** START Excerpted records **

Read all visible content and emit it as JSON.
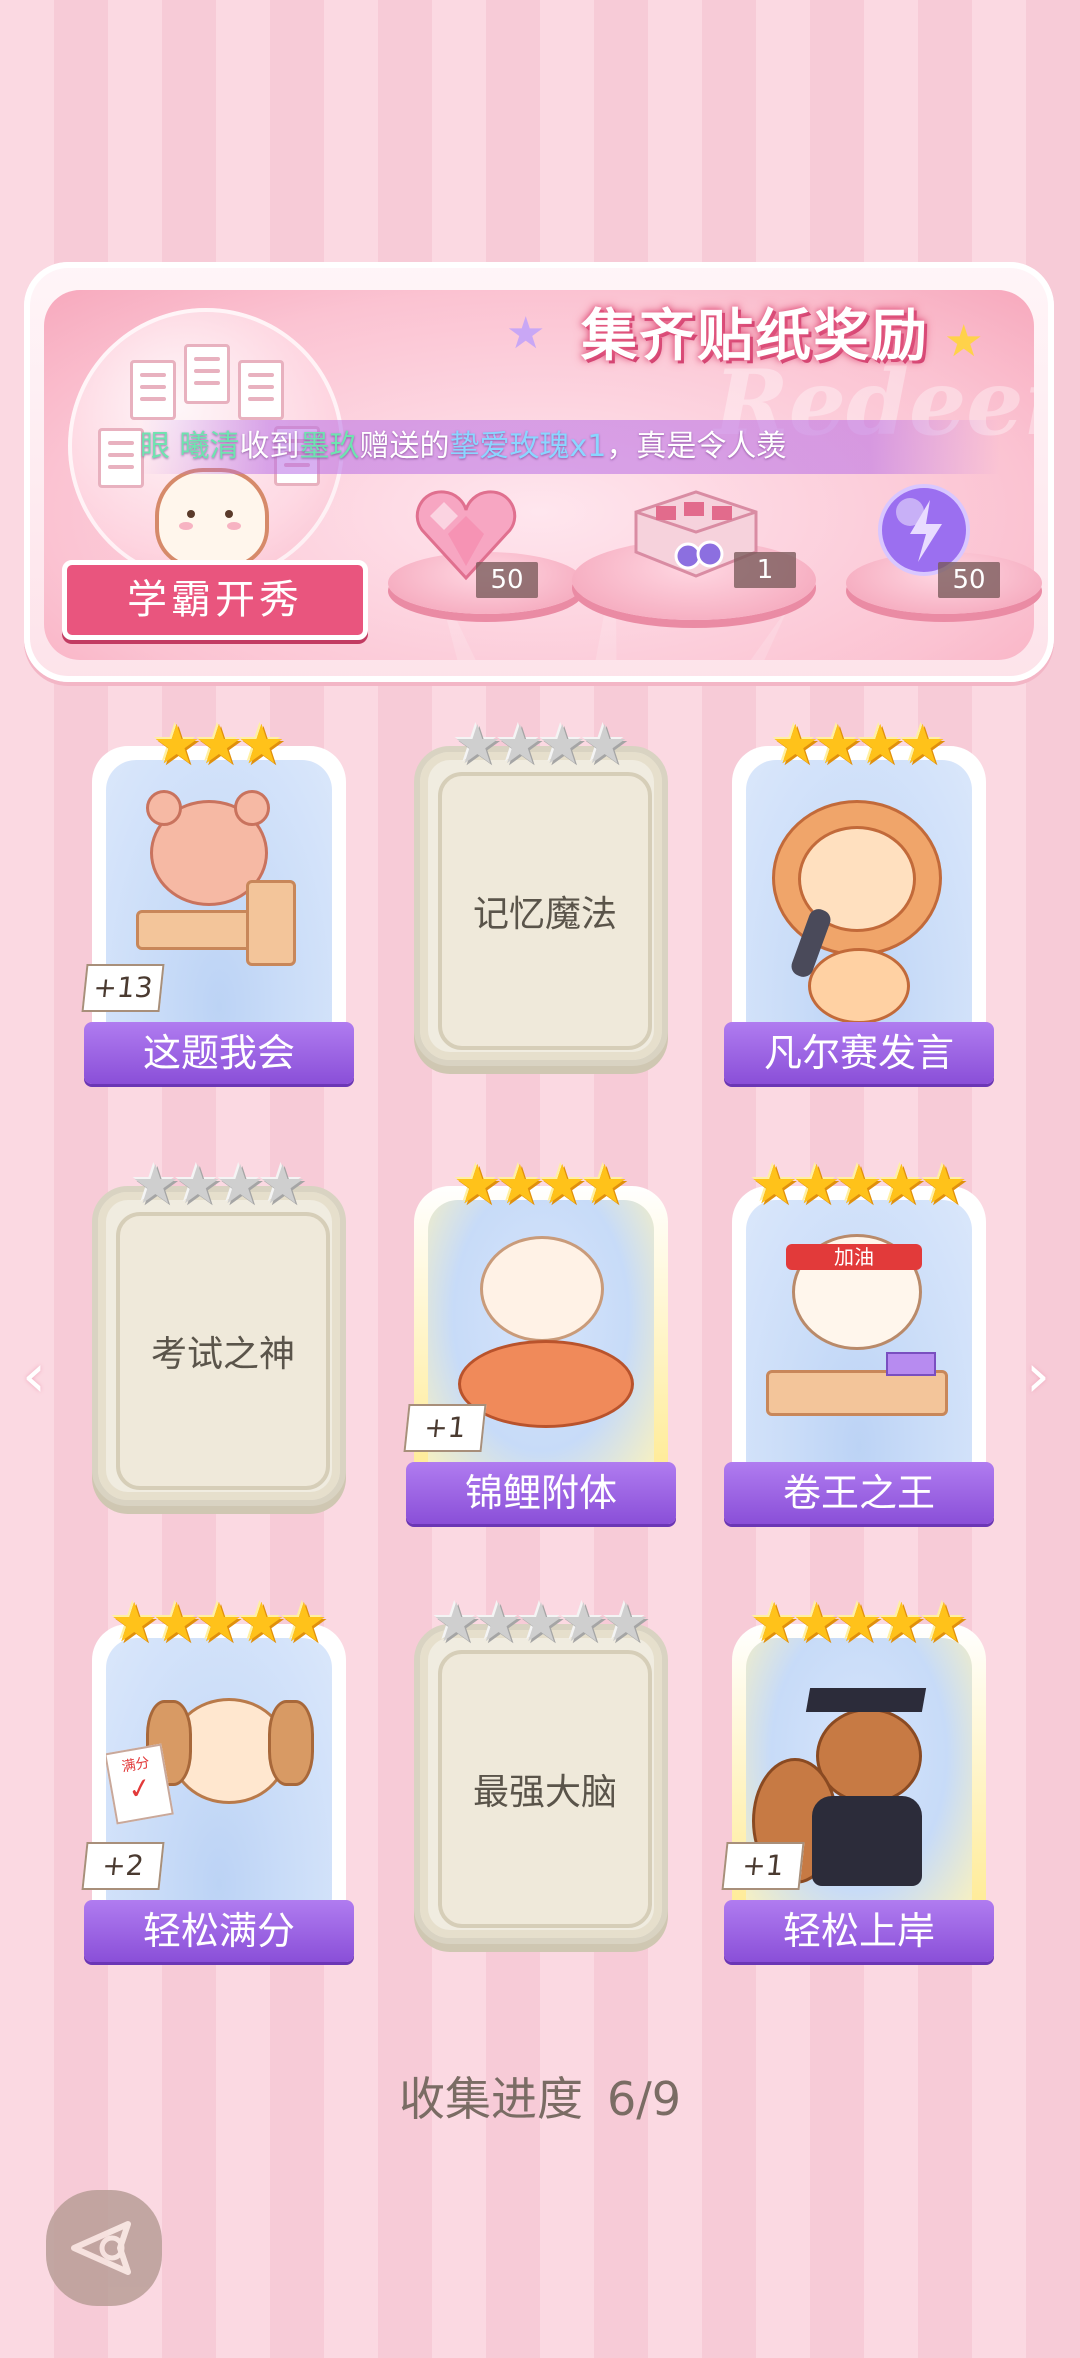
{
  "banner": {
    "title": "集齐贴纸奖励",
    "watermark": "Redeem",
    "marquee": {
      "user1": "眼 曦清",
      "text1": "收到",
      "user2": "墨玖",
      "text2": "赠送的",
      "gift": "挚爱玫瑰x1",
      "text3": "，真是令人羡"
    },
    "collection_name": "学霸开秀",
    "rewards": [
      {
        "icon": "pink-heart-gem-icon",
        "count": "50"
      },
      {
        "icon": "gift-box-icon",
        "count": "1"
      },
      {
        "icon": "purple-lightning-orb-icon",
        "count": "50"
      }
    ]
  },
  "cards": [
    {
      "name": "这题我会",
      "collected": true,
      "stars": 3,
      "max_stars": 3,
      "duplicates": "+13",
      "mascot": "bear-at-desk"
    },
    {
      "name": "记忆魔法",
      "collected": false,
      "stars": 0,
      "max_stars": 4,
      "duplicates": "",
      "mascot": ""
    },
    {
      "name": "凡尔赛发言",
      "collected": true,
      "stars": 4,
      "max_stars": 4,
      "duplicates": "",
      "mascot": "lion-with-microphone"
    },
    {
      "name": "考试之神",
      "collected": false,
      "stars": 0,
      "max_stars": 4,
      "duplicates": "",
      "mascot": ""
    },
    {
      "name": "锦鲤附体",
      "collected": true,
      "stars": 4,
      "max_stars": 4,
      "duplicates": "+1",
      "mascot": "bear-holding-koi"
    },
    {
      "name": "卷王之王",
      "collected": true,
      "stars": 5,
      "max_stars": 5,
      "duplicates": "",
      "mascot": "cat-with-headband",
      "headband_text": "加油"
    },
    {
      "name": "轻松满分",
      "collected": true,
      "stars": 5,
      "max_stars": 5,
      "duplicates": "+2",
      "mascot": "puppy-with-test",
      "paper_text": "满分"
    },
    {
      "name": "最强大脑",
      "collected": false,
      "stars": 0,
      "max_stars": 5,
      "duplicates": "",
      "mascot": ""
    },
    {
      "name": "轻松上岸",
      "collected": true,
      "stars": 5,
      "max_stars": 5,
      "duplicates": "+1",
      "mascot": "squirrel-graduate"
    }
  ],
  "progress": {
    "label": "收集进度",
    "value": "6/9"
  },
  "colors": {
    "accent": "#8a4fd8",
    "banner_pink": "#e9557e",
    "star_gold": "#ffc21a"
  }
}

** END Excerpted records **

Pull out every line holding "mascot" from the records above, and copy it.

◆ Result
      "mascot": "bear-at-desk"
      "mascot": ""
      "mascot": "lion-with-microphone"
      "mascot": ""
      "mascot": "bear-holding-koi"
      "mascot": "cat-with-headband",
      "mascot": "puppy-with-test",
      "mascot": ""
      "mascot": "squirrel-graduate"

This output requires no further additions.